* **Exercise requirements**:
Each entry below must be repeated word for word.

Collected data entries
-*-
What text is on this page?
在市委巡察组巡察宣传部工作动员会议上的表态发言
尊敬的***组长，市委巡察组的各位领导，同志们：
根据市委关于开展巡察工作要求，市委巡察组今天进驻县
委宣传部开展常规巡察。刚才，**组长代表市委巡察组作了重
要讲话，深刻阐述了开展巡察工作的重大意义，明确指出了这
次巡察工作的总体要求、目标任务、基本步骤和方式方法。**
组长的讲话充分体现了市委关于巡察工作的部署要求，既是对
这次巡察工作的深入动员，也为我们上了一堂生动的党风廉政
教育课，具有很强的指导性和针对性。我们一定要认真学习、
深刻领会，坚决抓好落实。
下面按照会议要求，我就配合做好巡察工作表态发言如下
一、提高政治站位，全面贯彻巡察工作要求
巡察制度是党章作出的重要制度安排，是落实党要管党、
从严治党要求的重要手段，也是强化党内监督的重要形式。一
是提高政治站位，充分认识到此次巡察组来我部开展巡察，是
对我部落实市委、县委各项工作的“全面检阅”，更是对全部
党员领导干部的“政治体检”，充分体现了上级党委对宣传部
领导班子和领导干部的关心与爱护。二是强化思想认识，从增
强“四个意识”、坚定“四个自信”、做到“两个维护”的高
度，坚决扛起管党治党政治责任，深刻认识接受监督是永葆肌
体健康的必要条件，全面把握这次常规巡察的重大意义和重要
-*-
* **Output below**:
What text is on this page?
在市委巡察组巡察宣传部工作动员会议上的表态发言
尊敬的***组长，市委巡察组的各位领导，同志们：
根据市委关于开展巡察工作要求，市委巡察组今天进驻县
委宣传部开展常规巡察。刚才，**组长代表市委巡察组作了重
要讲话，深刻阐述了开展巡察工作的重大意义，明确指出了这
次巡察工作的总体要求、目标任务、基本步骤和方式方法。**
组长的讲话充分体现了市委关于巡察工作的部署要求，既是对
这次巡察工作的深入动员，也为我们上了一堂生动的党风廉政
教育课，具有很强的指导性和针对性。我们一定要认真学习、
深刻领会，坚决抓好落实。
下面按照会议要求，我就配合做好巡察工作表态发言如下
一、提高政治站位，全面贯彻巡察工作要求
巡察制度是党章作出的重要制度安排，是落实党要管党、
从严治党要求的重要手段，也是强化党内监督的重要形式。一
是提高政治站位，充分认识到此次巡察组来我部开展巡察，是
对我部落实市委、县委各项工作的“全面检阅”，更是对全部
党员领导干部的“政治体检”，充分体现了上级党委对宣传部
领导班子和领导干部的关心与爱护。二是强化思想认识，从增
强“四个意识”、坚定“四个自信”、做到“两个维护”的高
度，坚决扛起管党治党政治责任，深刻认识接受监督是永葆肌
体健康的必要条件，全面把握这次常规巡察的重大意义和重要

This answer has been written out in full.